• [TAREA A REALIZAR A]:
Enumera los detalles de fantasía que menciona el fragmento sobre la arquitectura del litoral.
• [TAREA A REALIZAR B]:
Según el fragmento sobre la arquitectura del litoral, ¿por qué las construcciones de estas aglomeraciones intentan combinar el funcionalismo con la quimera? Responde en una a tres oraciones.

• [FRAGMENTO]:
━━━
Tanto la posibilidad de adquisición de una segunda residencia para las clases medias desde los años sesenta, como la extensión imparable de los apartamentos frente a los establecimientos hoteleros o las villas ajardinadas de antaño, generaron el fenómeno contemporáneo de los grandes conglomerados urbanísticos, cuyo tamaño puede alcanzar, en verano, las dimensiones de una metrópolis. En cierto modo, suponen el definitivo sometimiento a la geometría del espacio costero. Sin embargo, se mantiene inmutable un elemento articulador, tal como nos muestra la exposición parisina, desde las antiguas villas balnearias del siglo XVIII. Se trata de la idea fundamental de que el veraneante se encuentre ubicado en un entorno artificial que desarrolle un concepto hedonista, lúdico, atravesado por la utopía y alejado de las impresiones de la vida cotidiana. De este modo, las construcciones arquitectónicas en estas aglomeraciones intentan combinar, de alguna manera, el funcionalismo con la quimera. Solo en las edificaciones de litoral podemos encontrar soluciones que serían impensables en el espacio urbano dedicado al trabajo. Los detalles de fantasía permitidos, por precarios o kitsch que puedan resultar, apuntan hacia ese territorio utópico: las formas piramidales, los ángulos imposibles, los balcones imitando formas orgánicas, las fachadas sinuosas sugiriendo la curvatura de las olas o los edificios como velas desplegadas al viento, nos ubican en un concepto en el que se busca romper con las convenciones de la vida diaria. Construcciones como el paseo marítimo de Carlos Ferrater y Xavier Martí en Benidorm son representativos de ese frágil equilibrio entre especulación y fantasía que define la ensoñación vacacional.
━━━
• [Registros de origen]:

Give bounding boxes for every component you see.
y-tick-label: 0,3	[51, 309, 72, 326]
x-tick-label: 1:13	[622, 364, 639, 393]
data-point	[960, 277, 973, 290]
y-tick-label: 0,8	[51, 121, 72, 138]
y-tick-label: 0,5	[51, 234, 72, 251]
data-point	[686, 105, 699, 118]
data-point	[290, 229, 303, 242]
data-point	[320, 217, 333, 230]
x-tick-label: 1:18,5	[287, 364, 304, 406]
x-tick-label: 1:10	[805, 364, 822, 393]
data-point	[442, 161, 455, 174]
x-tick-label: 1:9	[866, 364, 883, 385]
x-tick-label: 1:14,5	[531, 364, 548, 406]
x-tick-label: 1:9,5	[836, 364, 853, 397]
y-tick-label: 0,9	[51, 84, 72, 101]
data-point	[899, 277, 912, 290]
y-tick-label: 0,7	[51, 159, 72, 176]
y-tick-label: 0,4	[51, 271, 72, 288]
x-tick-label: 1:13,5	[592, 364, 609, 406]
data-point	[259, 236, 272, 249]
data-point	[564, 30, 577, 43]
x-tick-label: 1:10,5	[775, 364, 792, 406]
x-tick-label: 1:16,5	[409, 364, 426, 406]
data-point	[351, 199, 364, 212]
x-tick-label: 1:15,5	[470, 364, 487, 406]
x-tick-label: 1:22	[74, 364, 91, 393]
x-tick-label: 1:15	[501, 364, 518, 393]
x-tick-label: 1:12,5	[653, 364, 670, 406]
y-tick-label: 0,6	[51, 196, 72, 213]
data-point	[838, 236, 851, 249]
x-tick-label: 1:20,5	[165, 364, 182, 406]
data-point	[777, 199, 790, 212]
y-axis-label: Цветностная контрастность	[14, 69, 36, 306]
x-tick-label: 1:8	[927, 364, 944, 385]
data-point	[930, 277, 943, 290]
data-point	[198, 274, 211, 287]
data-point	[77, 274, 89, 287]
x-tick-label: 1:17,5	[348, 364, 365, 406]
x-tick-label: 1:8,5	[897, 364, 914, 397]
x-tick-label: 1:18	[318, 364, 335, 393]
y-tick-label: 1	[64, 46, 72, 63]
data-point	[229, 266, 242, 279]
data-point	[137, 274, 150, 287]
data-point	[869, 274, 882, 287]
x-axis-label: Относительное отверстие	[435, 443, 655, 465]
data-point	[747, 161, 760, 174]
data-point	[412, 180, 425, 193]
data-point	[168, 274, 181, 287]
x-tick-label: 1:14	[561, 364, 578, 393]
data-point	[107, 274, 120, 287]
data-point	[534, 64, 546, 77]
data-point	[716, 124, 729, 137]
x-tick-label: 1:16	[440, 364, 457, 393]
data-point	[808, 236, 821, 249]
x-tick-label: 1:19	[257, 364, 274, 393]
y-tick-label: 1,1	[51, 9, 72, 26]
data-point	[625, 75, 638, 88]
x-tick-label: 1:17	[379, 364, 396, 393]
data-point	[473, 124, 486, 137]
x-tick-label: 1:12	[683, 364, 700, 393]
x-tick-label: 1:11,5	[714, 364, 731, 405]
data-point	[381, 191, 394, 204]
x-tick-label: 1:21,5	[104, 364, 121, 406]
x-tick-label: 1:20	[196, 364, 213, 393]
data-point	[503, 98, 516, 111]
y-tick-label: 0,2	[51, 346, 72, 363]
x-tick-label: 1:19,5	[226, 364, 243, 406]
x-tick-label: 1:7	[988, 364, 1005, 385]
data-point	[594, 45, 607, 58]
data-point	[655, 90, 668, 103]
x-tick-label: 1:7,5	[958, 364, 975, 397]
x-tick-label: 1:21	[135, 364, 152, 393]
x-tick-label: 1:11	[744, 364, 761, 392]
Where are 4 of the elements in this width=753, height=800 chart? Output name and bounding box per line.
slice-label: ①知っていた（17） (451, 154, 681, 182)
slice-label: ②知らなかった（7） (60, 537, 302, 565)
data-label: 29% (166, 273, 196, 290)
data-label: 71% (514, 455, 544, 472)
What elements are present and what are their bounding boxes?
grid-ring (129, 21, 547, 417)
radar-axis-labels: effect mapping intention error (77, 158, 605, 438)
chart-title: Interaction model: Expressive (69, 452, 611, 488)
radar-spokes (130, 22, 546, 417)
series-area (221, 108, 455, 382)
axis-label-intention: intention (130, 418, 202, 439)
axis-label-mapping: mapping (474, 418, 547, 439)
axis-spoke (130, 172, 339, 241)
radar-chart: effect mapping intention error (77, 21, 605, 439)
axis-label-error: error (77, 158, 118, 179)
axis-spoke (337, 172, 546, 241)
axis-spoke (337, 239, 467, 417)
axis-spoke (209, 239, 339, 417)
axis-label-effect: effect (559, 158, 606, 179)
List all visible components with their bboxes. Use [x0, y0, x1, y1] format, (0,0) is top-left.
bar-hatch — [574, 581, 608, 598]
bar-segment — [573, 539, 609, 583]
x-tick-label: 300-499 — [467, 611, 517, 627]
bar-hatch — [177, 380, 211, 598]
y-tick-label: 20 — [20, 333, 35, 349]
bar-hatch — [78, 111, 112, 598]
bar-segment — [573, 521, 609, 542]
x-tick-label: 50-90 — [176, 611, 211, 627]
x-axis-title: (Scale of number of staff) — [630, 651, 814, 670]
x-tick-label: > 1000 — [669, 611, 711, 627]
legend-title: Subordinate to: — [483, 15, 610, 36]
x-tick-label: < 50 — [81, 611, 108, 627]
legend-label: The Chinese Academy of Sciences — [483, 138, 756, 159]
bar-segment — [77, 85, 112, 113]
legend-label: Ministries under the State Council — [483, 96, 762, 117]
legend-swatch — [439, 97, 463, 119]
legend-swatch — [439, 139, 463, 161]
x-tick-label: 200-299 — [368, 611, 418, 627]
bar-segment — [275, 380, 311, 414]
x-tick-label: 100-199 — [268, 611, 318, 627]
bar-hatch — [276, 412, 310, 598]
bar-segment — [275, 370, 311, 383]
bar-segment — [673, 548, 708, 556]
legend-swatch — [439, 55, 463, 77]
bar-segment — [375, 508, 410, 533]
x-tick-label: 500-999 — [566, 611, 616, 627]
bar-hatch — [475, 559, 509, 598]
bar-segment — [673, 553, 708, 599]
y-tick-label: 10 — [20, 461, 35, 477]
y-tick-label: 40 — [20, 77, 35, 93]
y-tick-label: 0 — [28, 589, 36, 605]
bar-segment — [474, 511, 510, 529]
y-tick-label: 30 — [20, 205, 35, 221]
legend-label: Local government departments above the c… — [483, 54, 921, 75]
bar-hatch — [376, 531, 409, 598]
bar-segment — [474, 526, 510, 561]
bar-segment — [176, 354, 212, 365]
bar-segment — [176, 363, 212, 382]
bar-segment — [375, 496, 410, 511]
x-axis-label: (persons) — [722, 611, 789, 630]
━━━
• [RESPUESTA A]:
- Las formas piramidales
- Los ángulos imposibles
- Los balcones que imitan formas orgánicas
- Las fachadas sinuosas que sugieren la curvatura de las olas
- Los edificios como velas desplegadas al viento

• [RESPUESTA B]:
Desde las antiguas villas balnearias del siglo XVIII se mantiene la idea de que el veraneante esté en un entorno artificial. Ese entorno debe ser hedonista, lúdico, atravesado por la utopía y alejado de las impresiones de la vida cotidiana.